Stated problem:
Write every entry out again exactly, please, and skip the pictures.

......

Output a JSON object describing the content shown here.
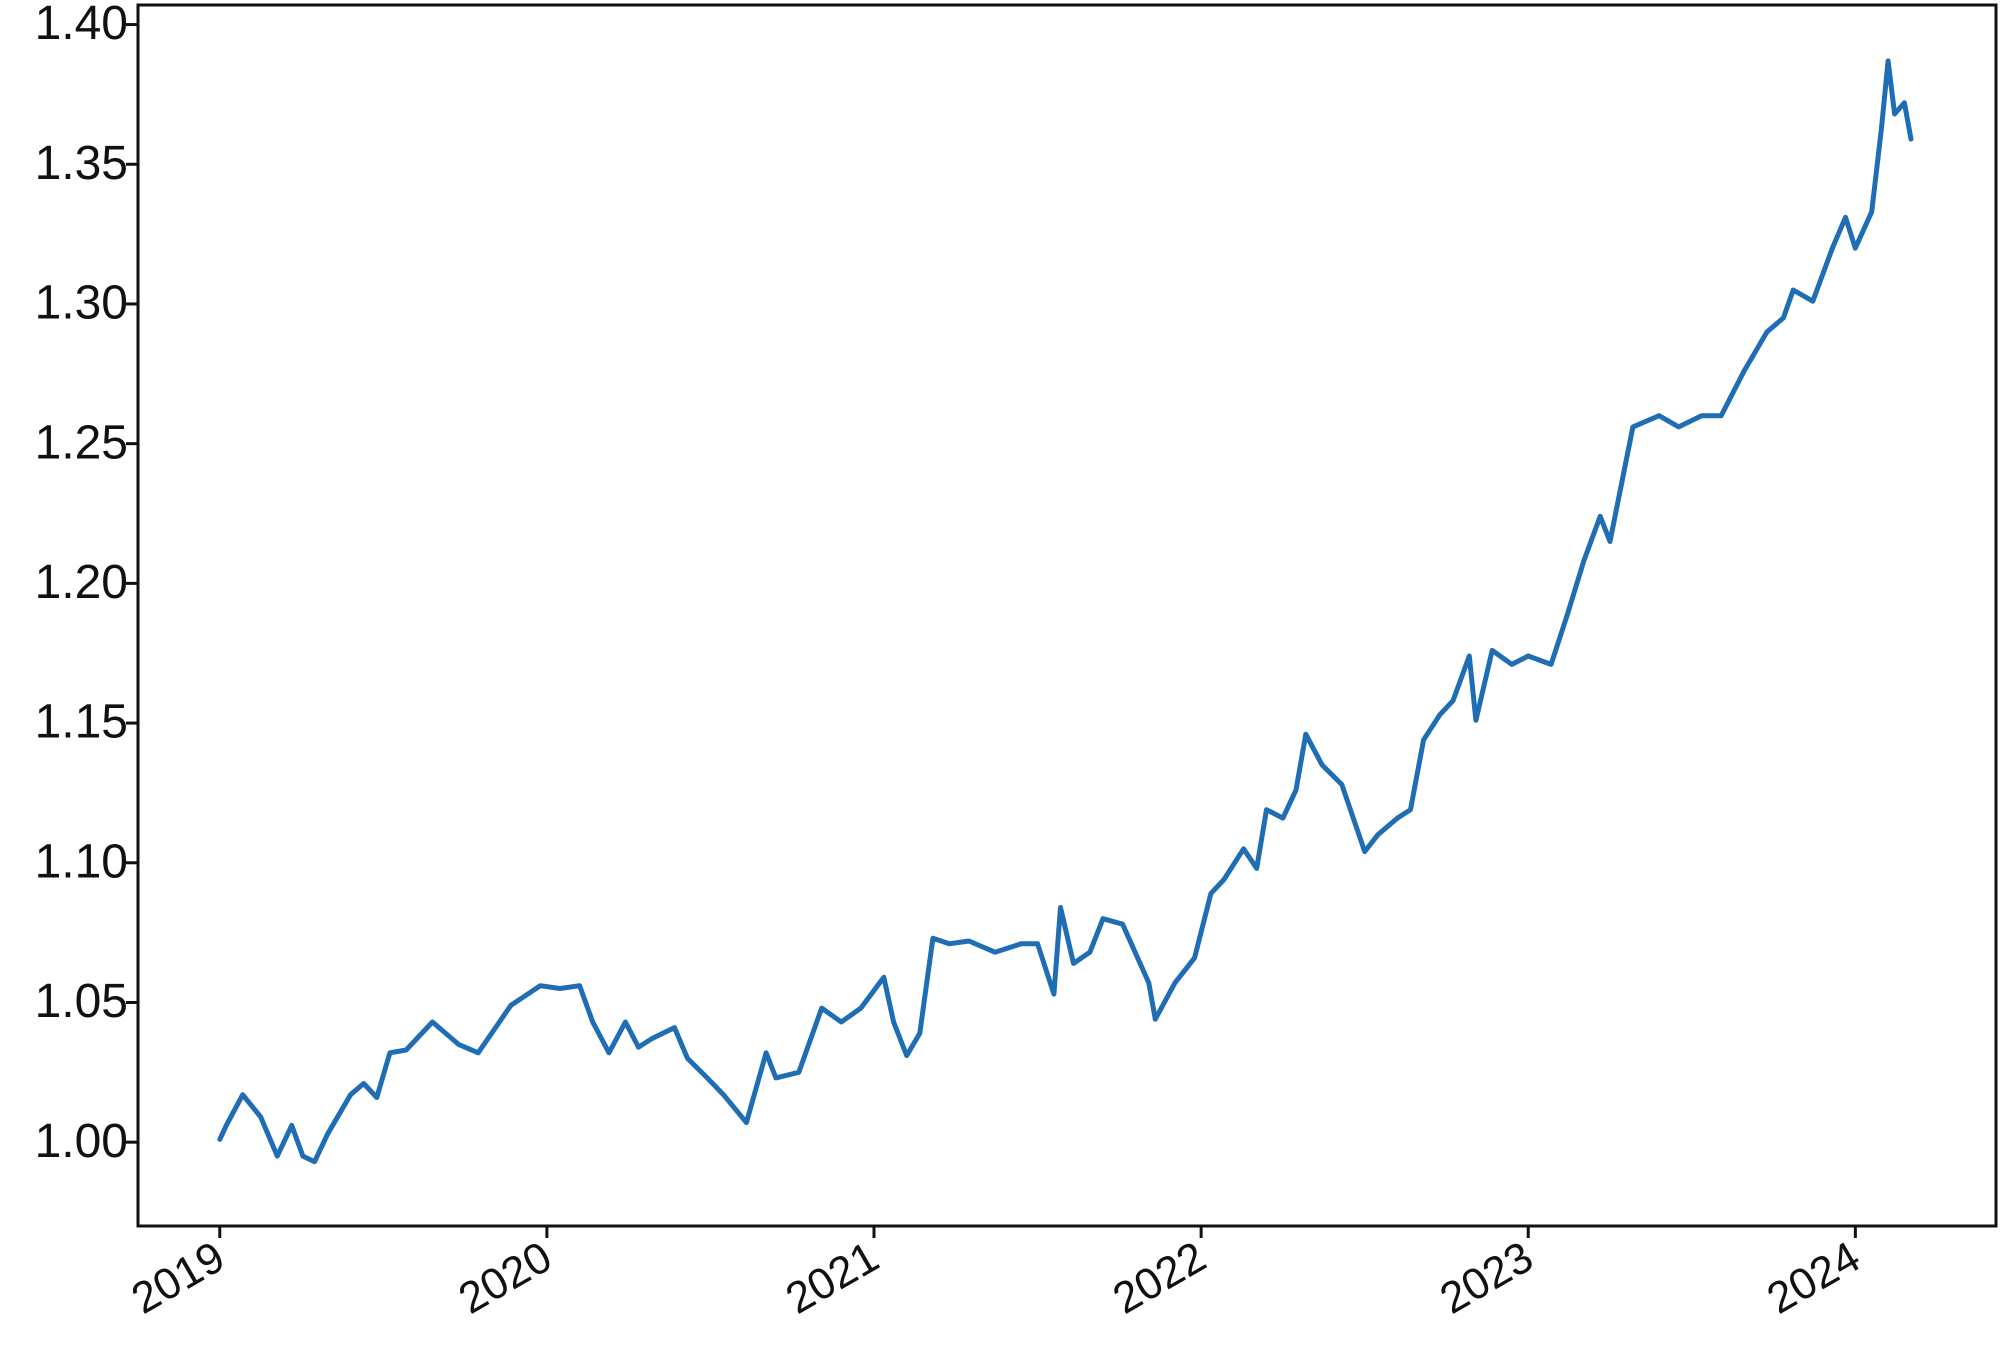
{
  "chart_data": {
    "type": "line",
    "x": [
      2019.0,
      2019.02,
      2019.07,
      2019.125,
      2019.176,
      2019.22,
      2019.254,
      2019.29,
      2019.33,
      2019.4,
      2019.44,
      2019.48,
      2019.52,
      2019.57,
      2019.65,
      2019.73,
      2019.79,
      2019.89,
      2019.98,
      2020.04,
      2020.1,
      2020.14,
      2020.19,
      2020.24,
      2020.28,
      2020.32,
      2020.39,
      2020.43,
      2020.49,
      2020.54,
      2020.61,
      2020.67,
      2020.7,
      2020.77,
      2020.84,
      2020.9,
      2020.96,
      2021.03,
      2021.06,
      2021.1,
      2021.14,
      2021.18,
      2021.23,
      2021.29,
      2021.37,
      2021.45,
      2021.5,
      2021.55,
      2021.57,
      2021.61,
      2021.66,
      2021.7,
      2021.76,
      2021.84,
      2021.86,
      2021.92,
      2021.98,
      2022.03,
      2022.07,
      2022.13,
      2022.17,
      2022.2,
      2022.25,
      2022.29,
      2022.32,
      2022.37,
      2022.43,
      2022.5,
      2022.54,
      2022.6,
      2022.64,
      2022.68,
      2022.73,
      2022.77,
      2022.82,
      2022.84,
      2022.89,
      2022.95,
      2023.0,
      2023.07,
      2023.12,
      2023.17,
      2023.22,
      2023.25,
      2023.32,
      2023.4,
      2023.46,
      2023.53,
      2023.59,
      2023.66,
      2023.73,
      2023.78,
      2023.81,
      2023.87,
      2023.93,
      2023.97,
      2024.0,
      2024.05,
      2024.08,
      2024.1,
      2024.12,
      2024.15,
      2024.17
    ],
    "values": [
      1.001,
      1.006,
      1.017,
      1.009,
      0.995,
      1.006,
      0.995,
      0.993,
      1.003,
      1.017,
      1.021,
      1.016,
      1.032,
      1.033,
      1.043,
      1.035,
      1.032,
      1.049,
      1.056,
      1.055,
      1.056,
      1.043,
      1.032,
      1.043,
      1.034,
      1.037,
      1.041,
      1.03,
      1.023,
      1.017,
      1.007,
      1.032,
      1.023,
      1.025,
      1.048,
      1.043,
      1.048,
      1.059,
      1.043,
      1.031,
      1.039,
      1.073,
      1.071,
      1.072,
      1.068,
      1.071,
      1.071,
      1.053,
      1.084,
      1.064,
      1.068,
      1.08,
      1.078,
      1.057,
      1.044,
      1.057,
      1.066,
      1.089,
      1.094,
      1.105,
      1.098,
      1.119,
      1.116,
      1.126,
      1.146,
      1.135,
      1.128,
      1.104,
      1.11,
      1.116,
      1.119,
      1.144,
      1.153,
      1.158,
      1.174,
      1.151,
      1.176,
      1.171,
      1.174,
      1.171,
      1.189,
      1.208,
      1.224,
      1.215,
      1.256,
      1.26,
      1.256,
      1.26,
      1.26,
      1.276,
      1.29,
      1.295,
      1.305,
      1.301,
      1.32,
      1.331,
      1.32,
      1.333,
      1.363,
      1.387,
      1.368,
      1.372,
      1.359
    ],
    "color": "#1f6db3",
    "xlim": [
      2018.75,
      2024.43
    ],
    "xticks": [
      2019,
      2020,
      2021,
      2022,
      2023,
      2024
    ],
    "ylim": [
      0.97,
      1.407
    ],
    "yticks": [
      {
        "value": 1.0,
        "label": "1.00"
      },
      {
        "value": 1.05,
        "label": "1.05"
      },
      {
        "value": 1.1,
        "label": "1.10"
      },
      {
        "value": 1.15,
        "label": "1.15"
      },
      {
        "value": 1.2,
        "label": "1.20"
      },
      {
        "value": 1.25,
        "label": "1.25"
      },
      {
        "value": 1.3,
        "label": "1.30"
      },
      {
        "value": 1.35,
        "label": "1.35"
      },
      {
        "value": 1.4,
        "label": "1.40"
      }
    ],
    "grid": false
  }
}
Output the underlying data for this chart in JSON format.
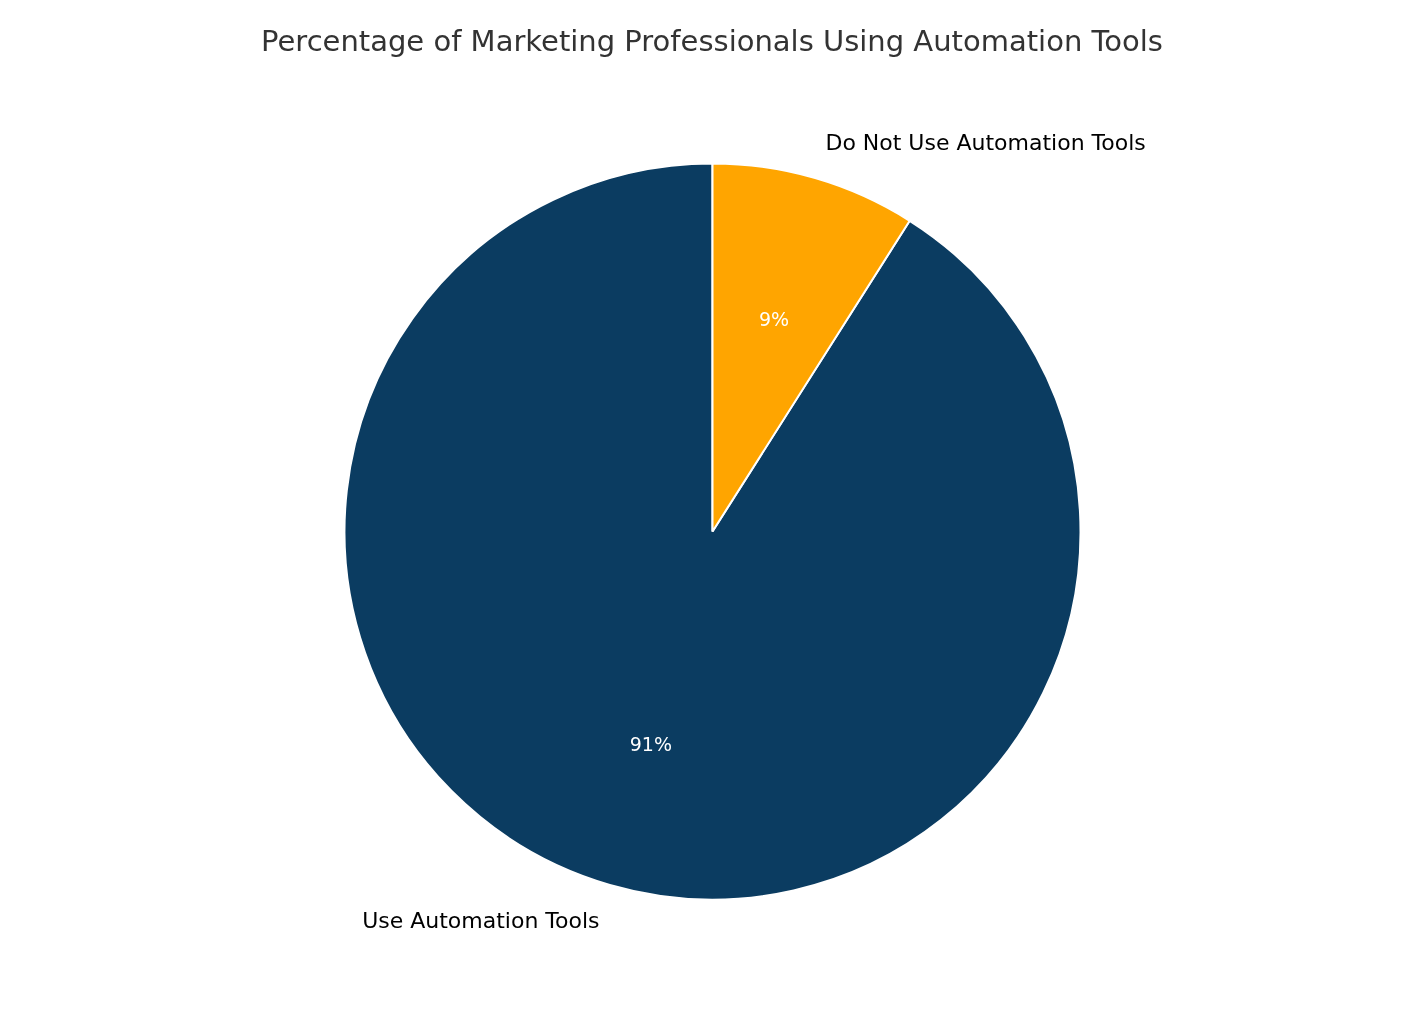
{
  "chart_data": {
    "type": "pie",
    "title": "Percentage of Marketing Professionals Using Automation Tools",
    "categories": [
      "Use Automation Tools",
      "Do Not Use Automation Tools"
    ],
    "values": [
      91,
      9
    ],
    "colors": [
      "#0b3c61",
      "#ffa500"
    ],
    "value_labels": [
      "91%",
      "9%"
    ]
  }
}
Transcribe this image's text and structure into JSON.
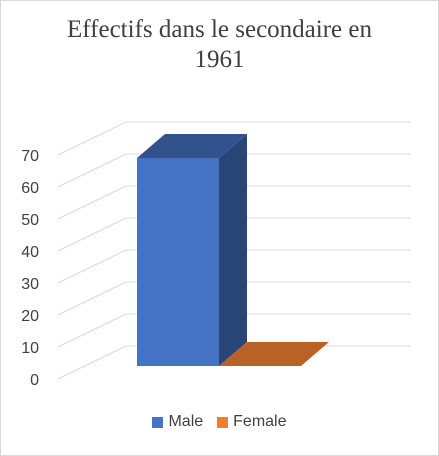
{
  "chart_data": {
    "type": "bar",
    "title": "Effectifs dans le secondaire en 1961",
    "categories": [
      ""
    ],
    "series": [
      {
        "name": "Male",
        "values": [
          66
        ],
        "color": "#4472c4"
      },
      {
        "name": "Female",
        "values": [
          0
        ],
        "color": "#ed7d31"
      }
    ],
    "xlabel": "",
    "ylabel": "",
    "ylim": [
      0,
      70
    ],
    "yticks": [
      0,
      10,
      20,
      30,
      40,
      50,
      60,
      70
    ],
    "grid": true,
    "legend_position": "bottom"
  }
}
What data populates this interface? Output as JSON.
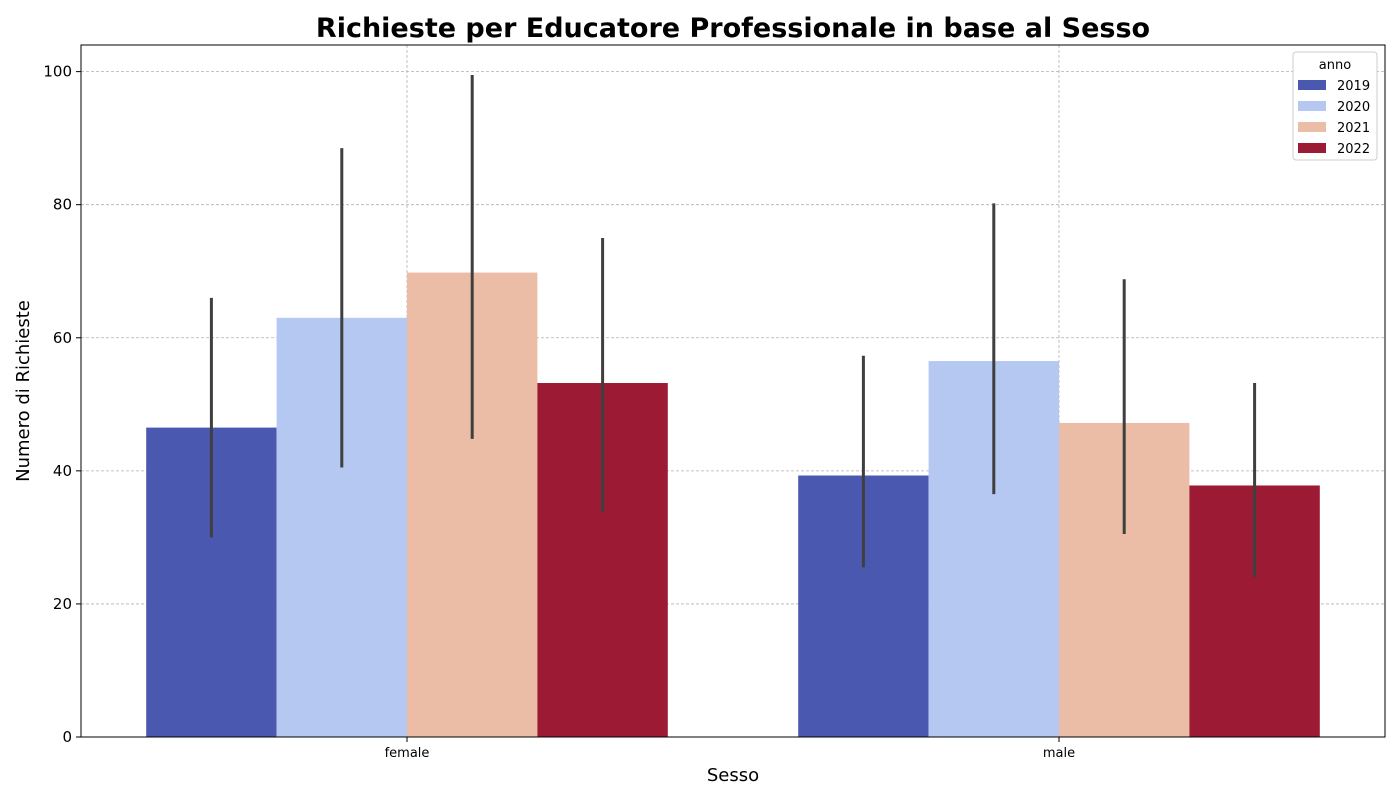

......

Solution for this task:
Output a JSON object describing the content shown here.
{
  "chart_data": {
    "type": "line",
    "x": [
      2019.0,
      2019.02,
      2019.07,
      2019.125,
      2019.176,
      2019.22,
      2019.254,
      2019.29,
      2019.33,
      2019.4,
      2019.44,
      2019.48,
      2019.52,
      2019.57,
      2019.65,
      2019.73,
      2019.79,
      2019.89,
      2019.98,
      2020.04,
      2020.1,
      2020.14,
      2020.19,
      2020.24,
      2020.28,
      2020.32,
      2020.39,
      2020.43,
      2020.49,
      2020.54,
      2020.61,
      2020.67,
      2020.7,
      2020.77,
      2020.84,
      2020.9,
      2020.96,
      2021.03,
      2021.06,
      2021.1,
      2021.14,
      2021.18,
      2021.23,
      2021.29,
      2021.37,
      2021.45,
      2021.5,
      2021.55,
      2021.57,
      2021.61,
      2021.66,
      2021.7,
      2021.76,
      2021.84,
      2021.86,
      2021.92,
      2021.98,
      2022.03,
      2022.07,
      2022.13,
      2022.17,
      2022.2,
      2022.25,
      2022.29,
      2022.32,
      2022.37,
      2022.43,
      2022.5,
      2022.54,
      2022.6,
      2022.64,
      2022.68,
      2022.73,
      2022.77,
      2022.82,
      2022.84,
      2022.89,
      2022.95,
      2023.0,
      2023.07,
      2023.12,
      2023.17,
      2023.22,
      2023.25,
      2023.32,
      2023.4,
      2023.46,
      2023.53,
      2023.59,
      2023.66,
      2023.73,
      2023.78,
      2023.81,
      2023.87,
      2023.93,
      2023.97,
      2024.0,
      2024.05,
      2024.08,
      2024.1,
      2024.12,
      2024.15,
      2024.17
    ],
    "values": [
      1.001,
      1.006,
      1.017,
      1.009,
      0.995,
      1.006,
      0.995,
      0.993,
      1.003,
      1.017,
      1.021,
      1.016,
      1.032,
      1.033,
      1.043,
      1.035,
      1.032,
      1.049,
      1.056,
      1.055,
      1.056,
      1.043,
      1.032,
      1.043,
      1.034,
      1.037,
      1.041,
      1.03,
      1.023,
      1.017,
      1.007,
      1.032,
      1.023,
      1.025,
      1.048,
      1.043,
      1.048,
      1.059,
      1.043,
      1.031,
      1.039,
      1.073,
      1.071,
      1.072,
      1.068,
      1.071,
      1.071,
      1.053,
      1.084,
      1.064,
      1.068,
      1.08,
      1.078,
      1.057,
      1.044,
      1.057,
      1.066,
      1.089,
      1.094,
      1.105,
      1.098,
      1.119,
      1.116,
      1.126,
      1.146,
      1.135,
      1.128,
      1.104,
      1.11,
      1.116,
      1.119,
      1.144,
      1.153,
      1.158,
      1.174,
      1.151,
      1.176,
      1.171,
      1.174,
      1.171,
      1.189,
      1.208,
      1.224,
      1.215,
      1.256,
      1.26,
      1.256,
      1.26,
      1.26,
      1.276,
      1.29,
      1.295,
      1.305,
      1.301,
      1.32,
      1.331,
      1.32,
      1.333,
      1.363,
      1.387,
      1.368,
      1.372,
      1.359
    ],
    "color": "#1f6db3",
    "xlim": [
      2018.75,
      2024.43
    ],
    "xticks": [
      2019,
      2020,
      2021,
      2022,
      2023,
      2024
    ],
    "ylim": [
      0.97,
      1.407
    ],
    "yticks": [
      {
        "value": 1.0,
        "label": "1.00"
      },
      {
        "value": 1.05,
        "label": "1.05"
      },
      {
        "value": 1.1,
        "label": "1.10"
      },
      {
        "value": 1.15,
        "label": "1.15"
      },
      {
        "value": 1.2,
        "label": "1.20"
      },
      {
        "value": 1.25,
        "label": "1.25"
      },
      {
        "value": 1.3,
        "label": "1.30"
      },
      {
        "value": 1.35,
        "label": "1.35"
      },
      {
        "value": 1.4,
        "label": "1.40"
      }
    ],
    "grid": false
  }
}
Output the underlying data for this chart in JSON format.
{
  "chart_data": {
    "type": "pie",
    "title": "Percentage of Marketing Professionals Using Automation Tools",
    "categories": [
      "Use Automation Tools",
      "Do Not Use Automation Tools"
    ],
    "values": [
      91,
      9
    ],
    "colors": [
      "#0b3c61",
      "#ffa500"
    ],
    "value_labels": [
      "91%",
      "9%"
    ]
  }
}
Transcribe this image's text and structure into JSON.
{
  "chart_data": {
    "type": "bar",
    "title": "Effectifs dans le secondaire en 1961",
    "categories": [
      ""
    ],
    "series": [
      {
        "name": "Male",
        "values": [
          66
        ],
        "color": "#4472c4"
      },
      {
        "name": "Female",
        "values": [
          0
        ],
        "color": "#ed7d31"
      }
    ],
    "xlabel": "",
    "ylabel": "",
    "ylim": [
      0,
      70
    ],
    "yticks": [
      0,
      10,
      20,
      30,
      40,
      50,
      60,
      70
    ],
    "grid": true,
    "legend_position": "bottom"
  }
}
What data populates this interface? Output as JSON.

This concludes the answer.